Records from a collection
++++

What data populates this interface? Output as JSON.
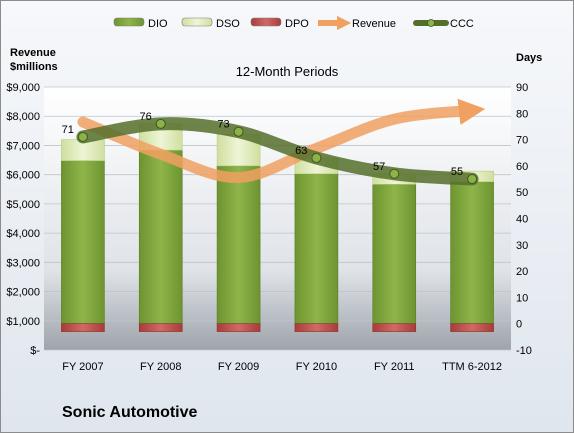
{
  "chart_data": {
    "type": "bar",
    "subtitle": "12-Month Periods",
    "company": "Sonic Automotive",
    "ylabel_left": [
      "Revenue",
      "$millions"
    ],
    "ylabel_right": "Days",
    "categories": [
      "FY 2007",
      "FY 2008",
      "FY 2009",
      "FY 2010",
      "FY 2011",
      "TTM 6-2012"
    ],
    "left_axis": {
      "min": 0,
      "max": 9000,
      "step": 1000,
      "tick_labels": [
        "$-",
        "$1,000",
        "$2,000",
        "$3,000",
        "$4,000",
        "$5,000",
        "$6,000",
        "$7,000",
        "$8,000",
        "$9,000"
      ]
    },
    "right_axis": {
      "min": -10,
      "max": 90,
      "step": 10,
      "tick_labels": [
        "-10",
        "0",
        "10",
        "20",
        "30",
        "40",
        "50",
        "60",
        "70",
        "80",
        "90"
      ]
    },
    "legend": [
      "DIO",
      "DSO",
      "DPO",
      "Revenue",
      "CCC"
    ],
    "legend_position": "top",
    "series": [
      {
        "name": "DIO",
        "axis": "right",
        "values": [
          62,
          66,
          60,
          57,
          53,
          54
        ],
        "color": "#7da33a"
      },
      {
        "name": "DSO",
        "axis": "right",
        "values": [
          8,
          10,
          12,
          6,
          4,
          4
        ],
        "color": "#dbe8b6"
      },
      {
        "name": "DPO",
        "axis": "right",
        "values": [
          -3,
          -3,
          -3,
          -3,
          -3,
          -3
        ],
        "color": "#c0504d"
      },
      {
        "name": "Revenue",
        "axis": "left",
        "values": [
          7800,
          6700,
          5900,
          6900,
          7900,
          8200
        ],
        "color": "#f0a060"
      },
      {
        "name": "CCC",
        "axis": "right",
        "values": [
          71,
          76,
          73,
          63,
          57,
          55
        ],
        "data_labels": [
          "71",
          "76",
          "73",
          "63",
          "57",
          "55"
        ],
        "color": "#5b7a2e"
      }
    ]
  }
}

++++

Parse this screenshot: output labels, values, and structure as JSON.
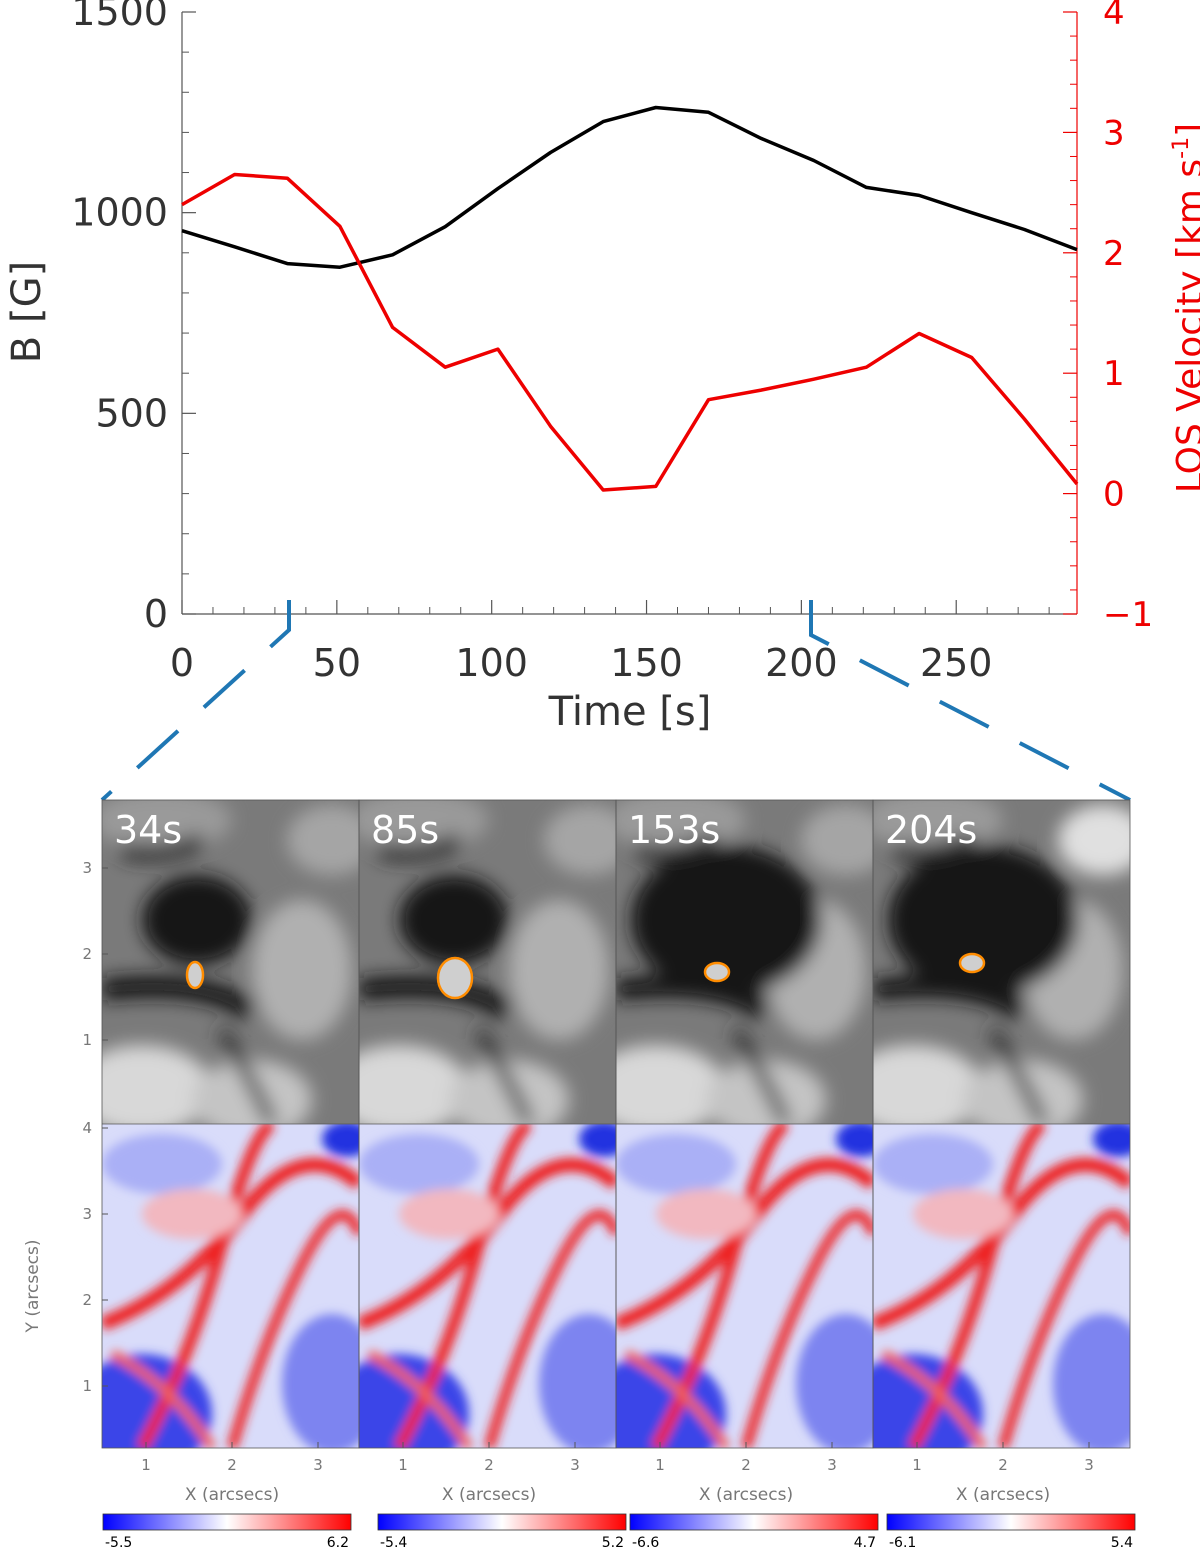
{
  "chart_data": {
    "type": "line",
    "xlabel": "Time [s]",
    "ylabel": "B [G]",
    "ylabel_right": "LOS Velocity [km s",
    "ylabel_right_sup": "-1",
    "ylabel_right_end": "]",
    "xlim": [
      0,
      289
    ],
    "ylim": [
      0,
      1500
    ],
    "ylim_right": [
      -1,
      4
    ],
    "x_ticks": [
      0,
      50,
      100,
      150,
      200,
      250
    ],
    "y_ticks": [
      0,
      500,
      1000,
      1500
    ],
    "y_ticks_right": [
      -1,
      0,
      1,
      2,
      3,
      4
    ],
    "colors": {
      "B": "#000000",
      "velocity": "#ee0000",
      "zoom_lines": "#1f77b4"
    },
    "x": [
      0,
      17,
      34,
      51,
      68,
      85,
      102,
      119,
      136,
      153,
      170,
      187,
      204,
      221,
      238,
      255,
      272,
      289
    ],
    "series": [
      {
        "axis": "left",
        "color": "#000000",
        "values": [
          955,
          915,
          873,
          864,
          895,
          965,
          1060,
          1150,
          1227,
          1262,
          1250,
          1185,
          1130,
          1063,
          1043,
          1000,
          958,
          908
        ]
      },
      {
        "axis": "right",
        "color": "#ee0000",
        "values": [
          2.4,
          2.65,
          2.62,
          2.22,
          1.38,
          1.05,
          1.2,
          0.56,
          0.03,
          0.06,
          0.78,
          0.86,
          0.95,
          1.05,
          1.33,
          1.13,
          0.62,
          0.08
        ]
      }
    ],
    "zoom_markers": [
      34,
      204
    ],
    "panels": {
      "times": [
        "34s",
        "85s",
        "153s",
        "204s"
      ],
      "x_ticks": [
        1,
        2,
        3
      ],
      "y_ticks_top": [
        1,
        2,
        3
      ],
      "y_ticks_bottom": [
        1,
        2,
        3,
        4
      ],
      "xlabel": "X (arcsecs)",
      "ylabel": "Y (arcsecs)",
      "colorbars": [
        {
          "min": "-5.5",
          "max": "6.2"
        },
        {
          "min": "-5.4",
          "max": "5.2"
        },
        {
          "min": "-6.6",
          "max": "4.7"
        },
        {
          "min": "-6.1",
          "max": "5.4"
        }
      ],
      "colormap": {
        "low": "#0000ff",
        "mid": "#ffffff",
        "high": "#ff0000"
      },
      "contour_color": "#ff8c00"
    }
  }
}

++++

**Exercise:** Look through the entries above for the word "name". Copy every line where it shows up.

**Written answer:**
        "name": "DIO",
        "name": "DSO",
        "name": "DPO",
        "name": "Revenue",
        "name": "CCC",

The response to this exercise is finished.